Dataset items
□ □ □ □

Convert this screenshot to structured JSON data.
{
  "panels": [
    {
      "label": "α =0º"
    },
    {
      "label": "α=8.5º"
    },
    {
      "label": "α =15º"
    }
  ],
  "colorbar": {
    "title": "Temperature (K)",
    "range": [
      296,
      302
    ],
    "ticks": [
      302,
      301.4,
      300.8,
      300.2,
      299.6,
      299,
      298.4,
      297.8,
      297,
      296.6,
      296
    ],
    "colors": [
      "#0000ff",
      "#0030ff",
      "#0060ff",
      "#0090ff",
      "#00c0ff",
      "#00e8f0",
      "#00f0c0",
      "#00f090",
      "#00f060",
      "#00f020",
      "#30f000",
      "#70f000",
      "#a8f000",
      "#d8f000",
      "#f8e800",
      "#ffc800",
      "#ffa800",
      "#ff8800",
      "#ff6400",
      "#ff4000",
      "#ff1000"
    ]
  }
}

□ □ □ □

*GIVEN EXERCISE*: The entries above should be repeated exactly, every one of them.

*WRITTEN RESPONSE*:
Convert this screenshot to structured JSON data.
{
  "panels": [
    {
      "label": "α =0º"
    },
    {
      "label": "α=8.5º"
    },
    {
      "label": "α =15º"
    }
  ],
  "colorbar": {
    "title": "Temperature (K)",
    "range": [
      296,
      302
    ],
    "ticks": [
      302,
      301.4,
      300.8,
      300.2,
      299.6,
      299,
      298.4,
      297.8,
      297,
      296.6,
      296
    ],
    "colors": [
      "#0000ff",
      "#0030ff",
      "#0060ff",
      "#0090ff",
      "#00c0ff",
      "#00e8f0",
      "#00f0c0",
      "#00f090",
      "#00f060",
      "#00f020",
      "#30f000",
      "#70f000",
      "#a8f000",
      "#d8f000",
      "#f8e800",
      "#ffc800",
      "#ffa800",
      "#ff8800",
      "#ff6400",
      "#ff4000",
      "#ff1000"
    ]
  }
}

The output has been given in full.